Given problem: Provide the number of lines containing the word "государственных", and nothing else.

*****

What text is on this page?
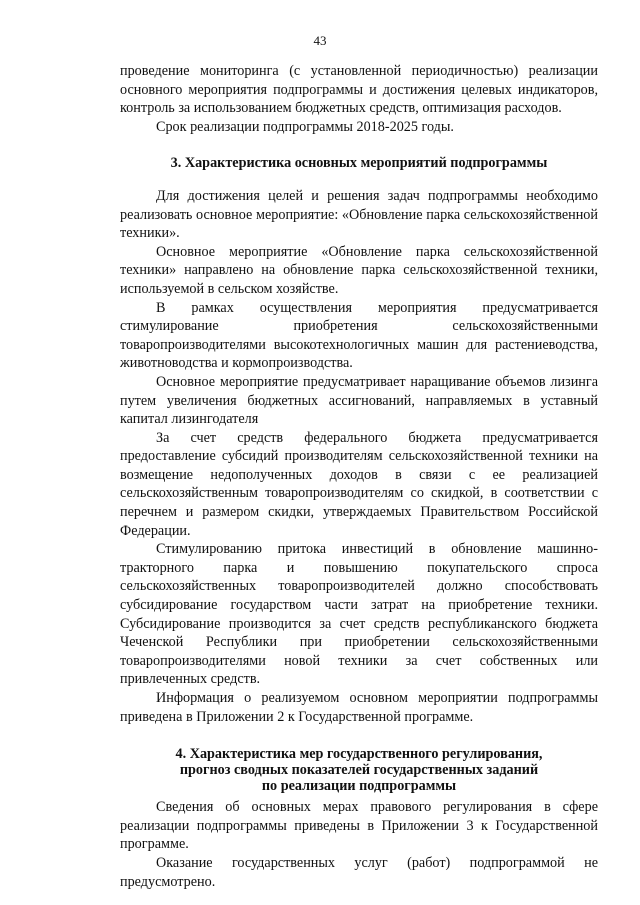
43

проведение мониторинга (с установленной периодичностью) реализации основного мероприятия подпрограммы и достижения целевых индикаторов, контроль за использованием бюджетных средств, оптимизация расходов.

Срок реализации подпрограммы 2018-2025 годы.

3. Характеристика основных мероприятий подпрограммы

Для достижения целей и решения задач подпрограммы необходимо реализовать основное мероприятие: «Обновление парка сельскохозяйственной техники».

Основное мероприятие «Обновление парка сельскохозяйственной техники» направлено на обновление парка сельскохозяйственной техники, используемой в сельском хозяйстве.

В рамках осуществления мероприятия предусматривается стимулирование приобретения сельскохозяйственными товаропроизводителями высокотехнологичных машин для растениеводства, животноводства и кормопроизводства.

Основное мероприятие предусматривает наращивание объемов лизинга путем увеличения бюджетных ассигнований, направляемых в уставный капитал лизингодателя

За счет средств федерального бюджета предусматривается предоставление субсидий производителям сельскохозяйственной техники на возмещение недополученных доходов в связи с ее реализацией сельскохозяйственным товаропроизводителям со скидкой, в соответствии с перечнем и размером скидки, утверждаемых Правительством Российской Федерации.

Стимулированию притока инвестиций в обновление машинно-тракторного парка и повышению покупательского спроса сельскохозяйственных товаропроизводителей должно способствовать субсидирование государством части затрат на приобретение техники. Субсидирование производится за счет средств республиканского бюджета Чеченской Республики при приобретении сельскохозяйственными товаропроизводителями новой техники за счет собственных или привлеченных средств.

Информация о реализуемом основном мероприятии подпрограммы приведена в Приложении 2 к Государственной программе.

4. Характеристика мер государственного регулирования,
прогноз сводных показателей государственных заданий
по реализации подпрограммы

Сведения об основных мерах правового регулирования в сфере реализации подпрограммы приведены в Приложении 3 к Государственной программе.

Оказание государственных услуг (работ) подпрограммой не предусмотрено.
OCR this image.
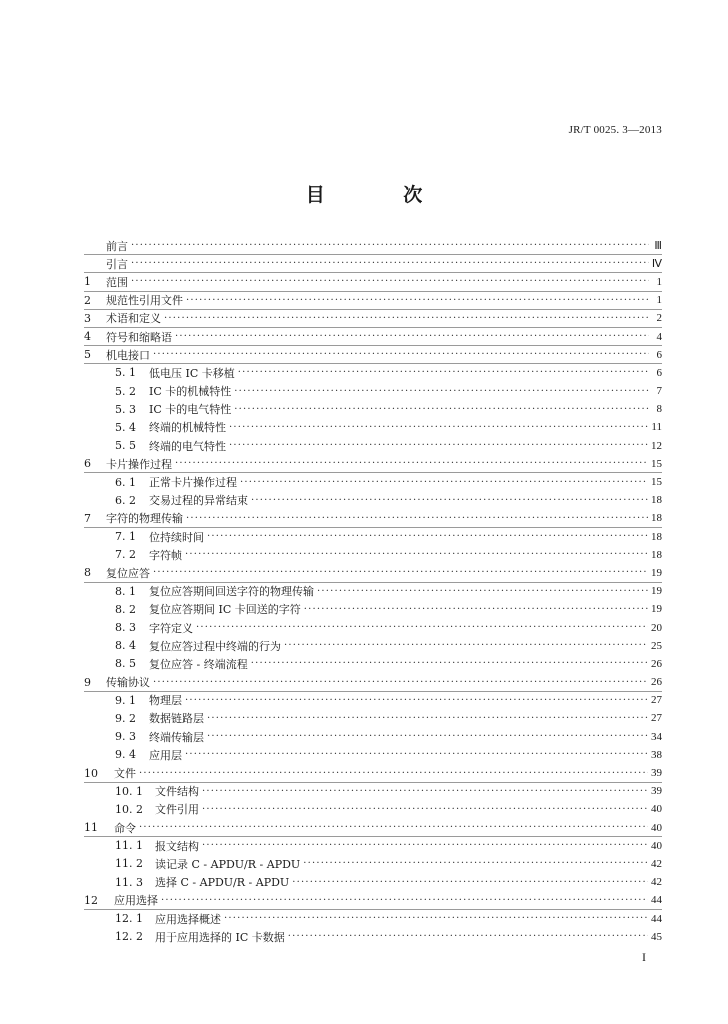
JR/T 0025. 3—2013
目 次
前言 ·····	Ⅲ
引言 ·····	Ⅳ
1	范围 ·····	1
2	规范性引用文件 ·····	1
3	术语和定义 ·····	2
4	符号和缩略语 ·····	4
5	机电接口 ·····	6
5. 1	低电压 IC 卡移植 ·····	6
5. 2	IC 卡的机械特性 ·····	7
5. 3	IC 卡的电气特性 ·····	8
5. 4	终端的机械特性 ·····	11
5. 5	终端的电气特性 ·····	12
6	卡片操作过程 ·····	15
6. 1	正常卡片操作过程 ·····	15
6. 2	交易过程的异常结束 ·····	18
7	字符的物理传输 ·····	18
7. 1	位持续时间 ·····	18
7. 2	字符帧 ·····	18
8	复位应答 ·····	19
8. 1	复位应答期间回送字符的物理传输 ·····	19
8. 2	复位应答期间 IC 卡回送的字符 ·····	19
8. 3	字符定义 ·····	20
8. 4	复位应答过程中终端的行为 ·····	25
8. 5	复位应答 - 终端流程 ·····	26
9	传输协议 ·····	26
9. 1	物理层 ·····	27
9. 2	数据链路层 ·····	27
9. 3	终端传输层 ·····	34
9. 4	应用层 ·····	38
10	文件 ·····	39
10. 1	文件结构 ·····	39
10. 2	文件引用 ·····	40
11	命令 ·····	40
11. 1	报文结构 ·····	40
11. 2	读记录 C - APDU/R - APDU ·····	42
11. 3	选择 C - APDU/R - APDU ·····	42
12	应用选择 ·····	44
12. 1	应用选择概述 ·····	44
12. 2	用于应用选择的 IC 卡数据 ·····	45
I
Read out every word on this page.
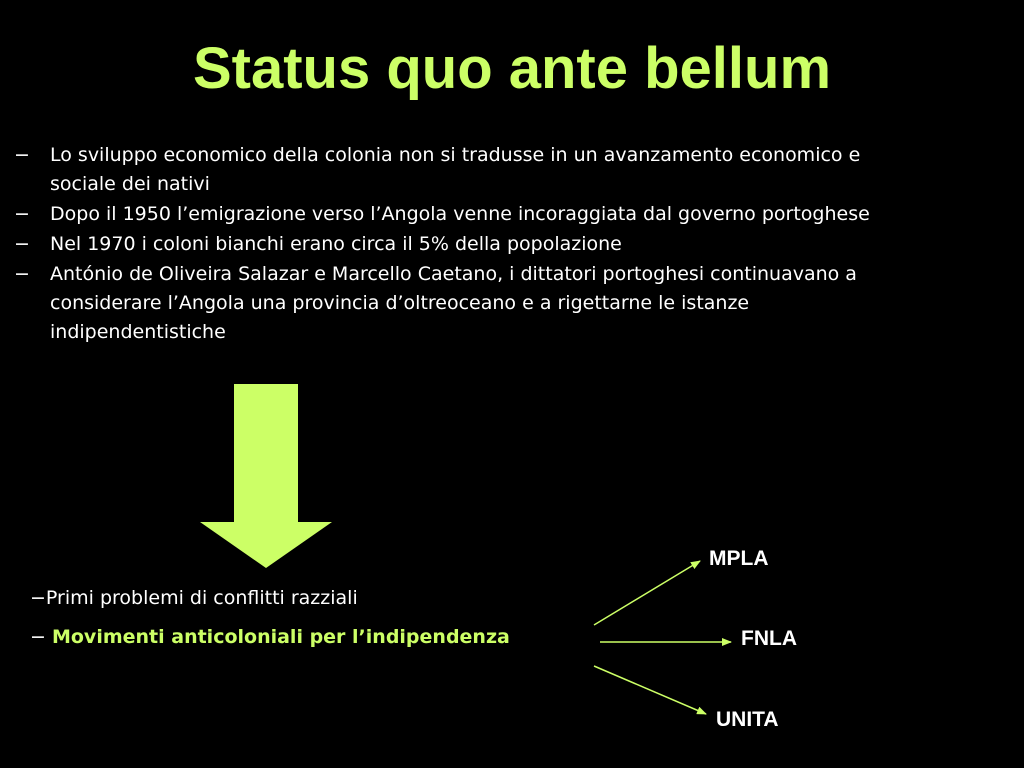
Status quo ante bellum
− Lo sviluppo economico della colonia non si tradusse in un avanzamento economico e sociale dei nativi
− Dopo il 1950 l’emigrazione verso l’Angola venne incoraggiata dal governo portoghese
− Nel 1970 i coloni bianchi erano circa il 5% della popolazione
− António de Oliveira Salazar e Marcello Caetano, i dittatori portoghesi continuavano a considerare l’Angola una provincia d’oltreoceano e a rigettarne le istanze indipendentistiche
−Primi problemi di conflitti razziali
− Movimenti anticoloniali per l’indipendenza
MPLA
FNLA
UNITA
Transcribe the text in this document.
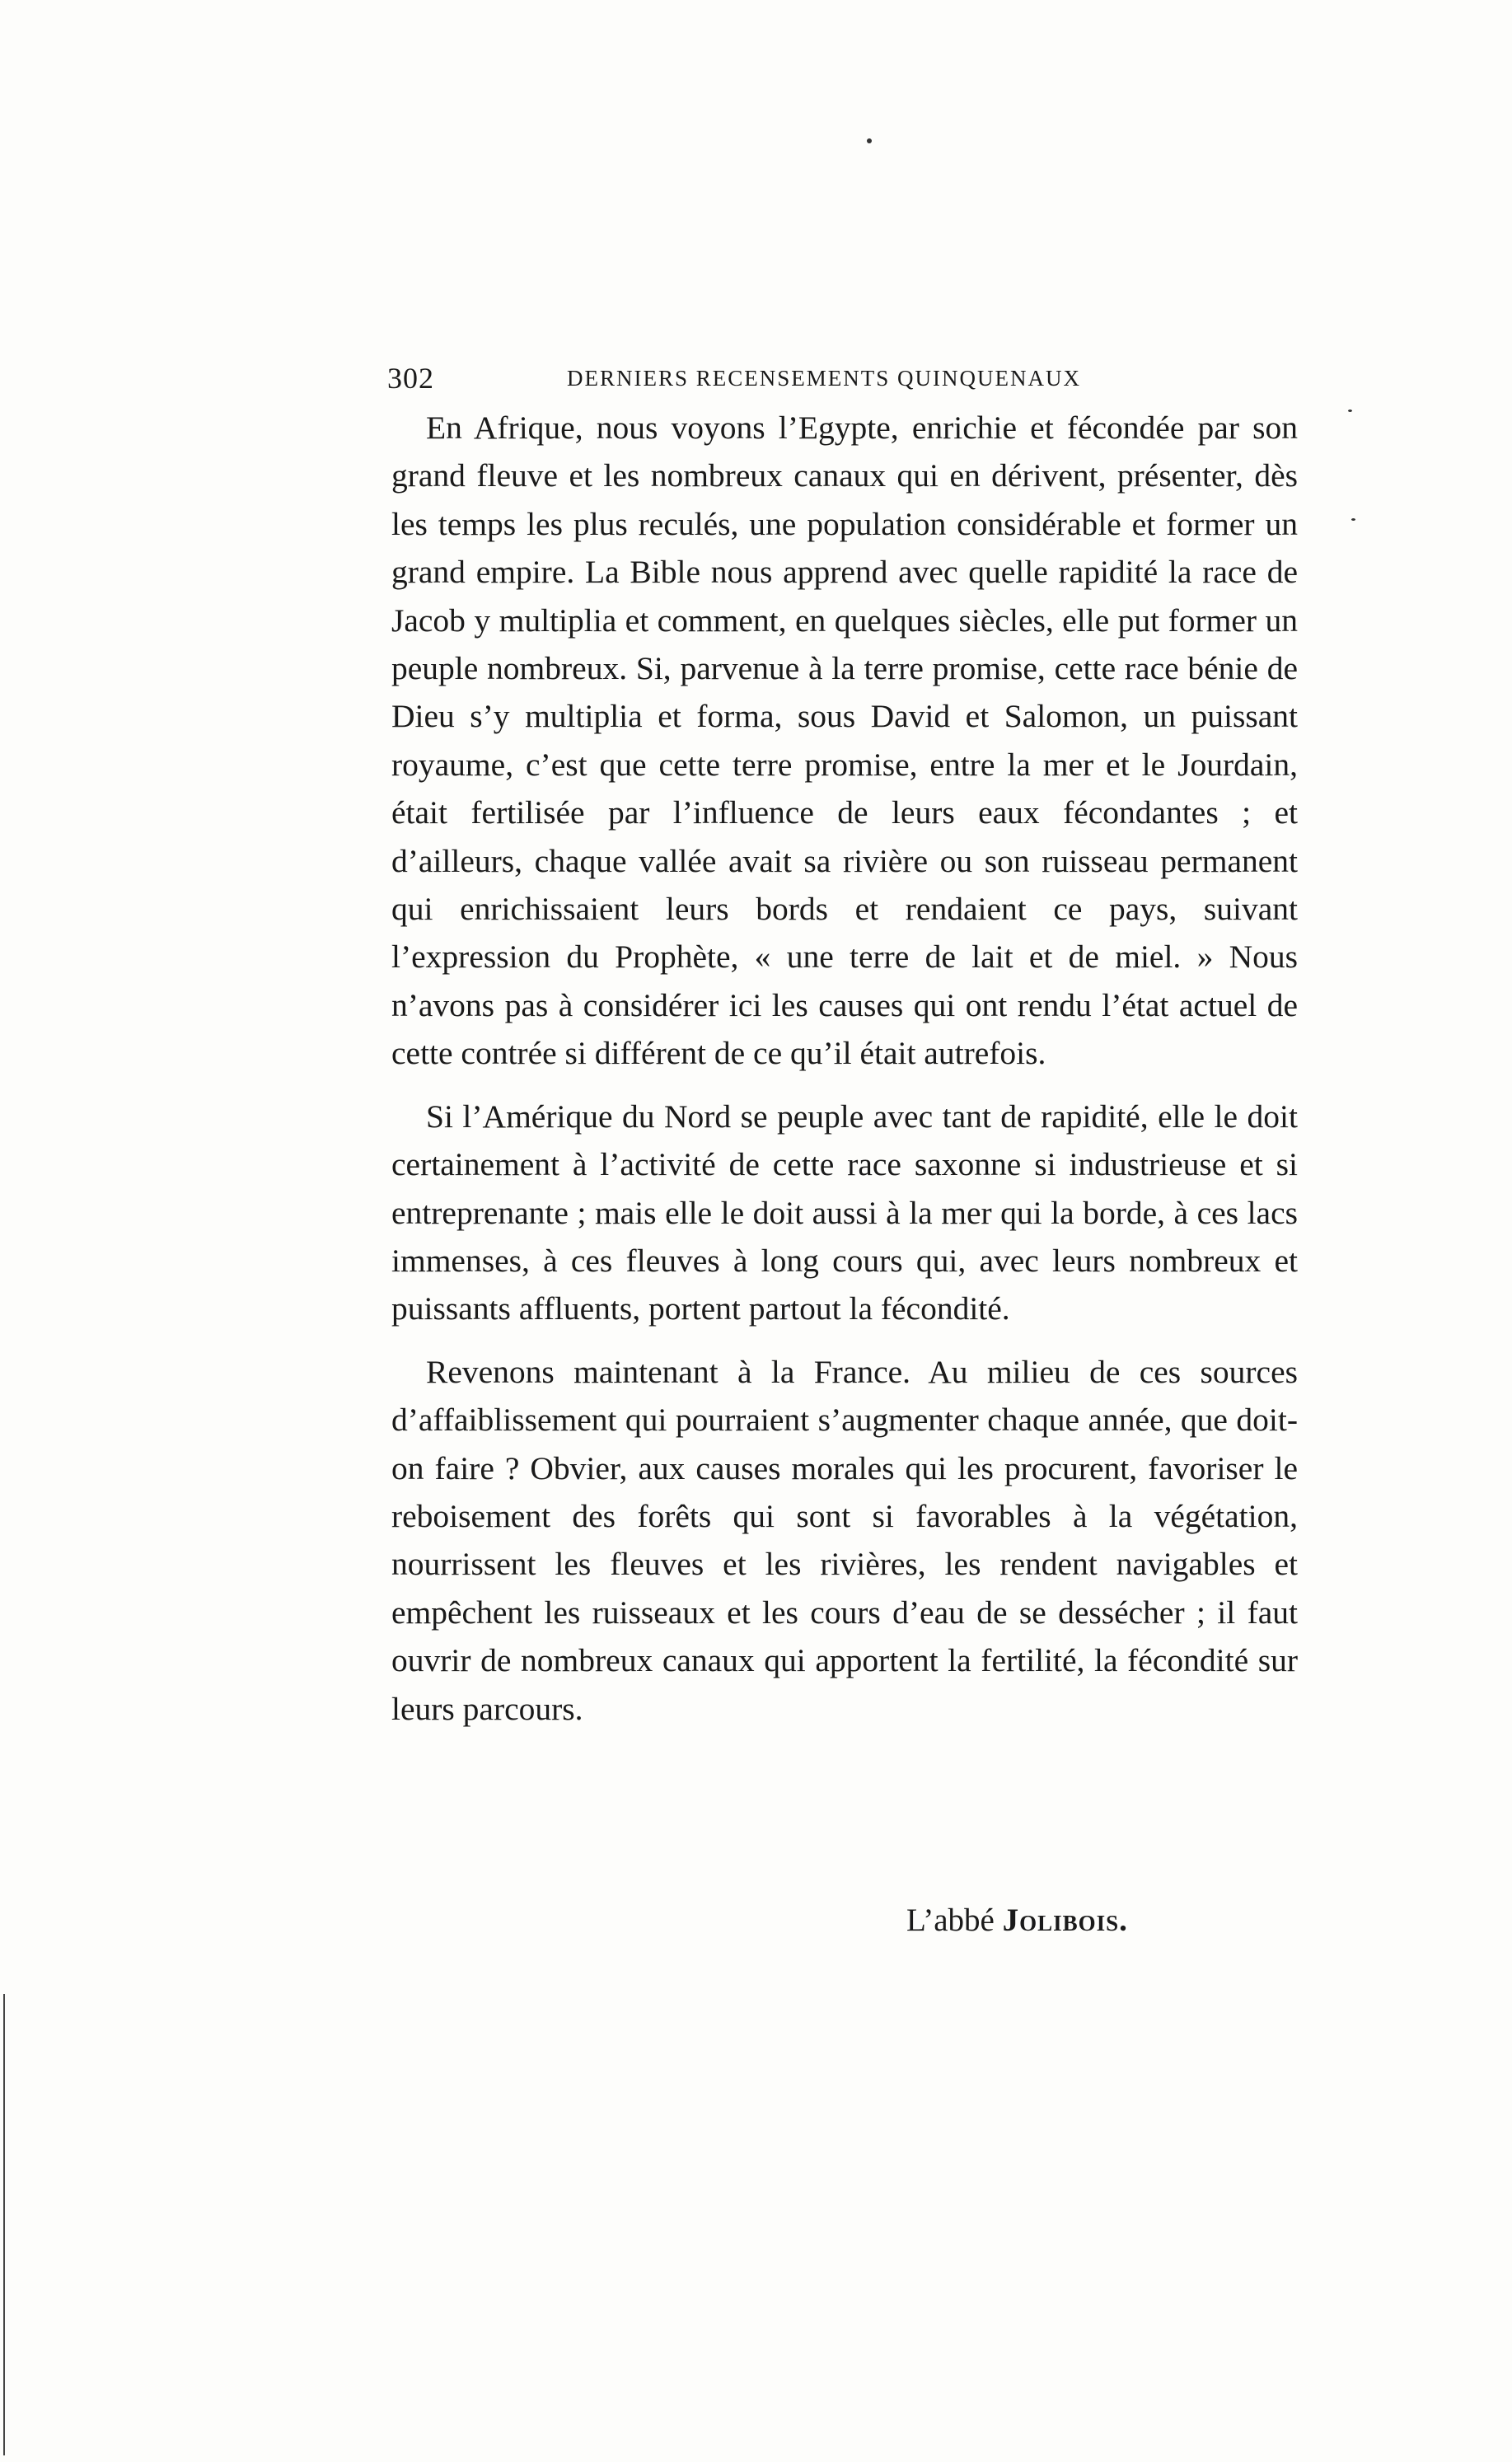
302	DERNIERS RECENSEMENTS QUINQUENAUX

En Afrique, nous voyons l’Egypte, enrichie et fécondée par son grand fleuve et les nombreux canaux qui en dérivent, présenter, dès les temps les plus reculés, une population considérable et former un grand empire. La Bible nous apprend avec quelle rapidité la race de Jacob y multiplia et comment, en quelques siècles, elle put former un peuple nombreux. Si, parvenue à la terre promise, cette race bénie de Dieu s’y multiplia et forma, sous David et Salomon, un puissant royaume, c’est que cette terre promise, entre la mer et le Jourdain, était fertilisée par l’influence de leurs eaux fécondantes ; et d’ailleurs, chaque vallée avait sa rivière ou son ruisseau permanent qui enrichissaient leurs bords et rendaient ce pays, suivant l’expression du Prophète, « une terre de lait et de miel. » Nous n’avons pas à considérer ici les causes qui ont rendu l’état actuel de cette contrée si différent de ce qu’il était autrefois.

Si l’Amérique du Nord se peuple avec tant de rapidité, elle le doit certainement à l’activité de cette race saxonne si industrieuse et si entreprenante ; mais elle le doit aussi à la mer qui la borde, à ces lacs immenses, à ces fleuves à long cours qui, avec leurs nombreux et puissants affluents, portent partout la fécondité.

Revenons maintenant à la France. Au milieu de ces sources d’affaiblissement qui pourraient s’augmenter chaque année, que doit-on faire ? Obvier, aux causes morales qui les procurent, favoriser le reboisement des forêts qui sont si favorables à la végétation, nourrissent les fleuves et les rivières, les rendent navigables et empêchent les ruisseaux et les cours d’eau de se dessécher ; il faut ouvrir de nombreux canaux qui apportent la fertilité, la fécondité sur leurs parcours.

L’abbé Jolibois.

*****

Task answer: 2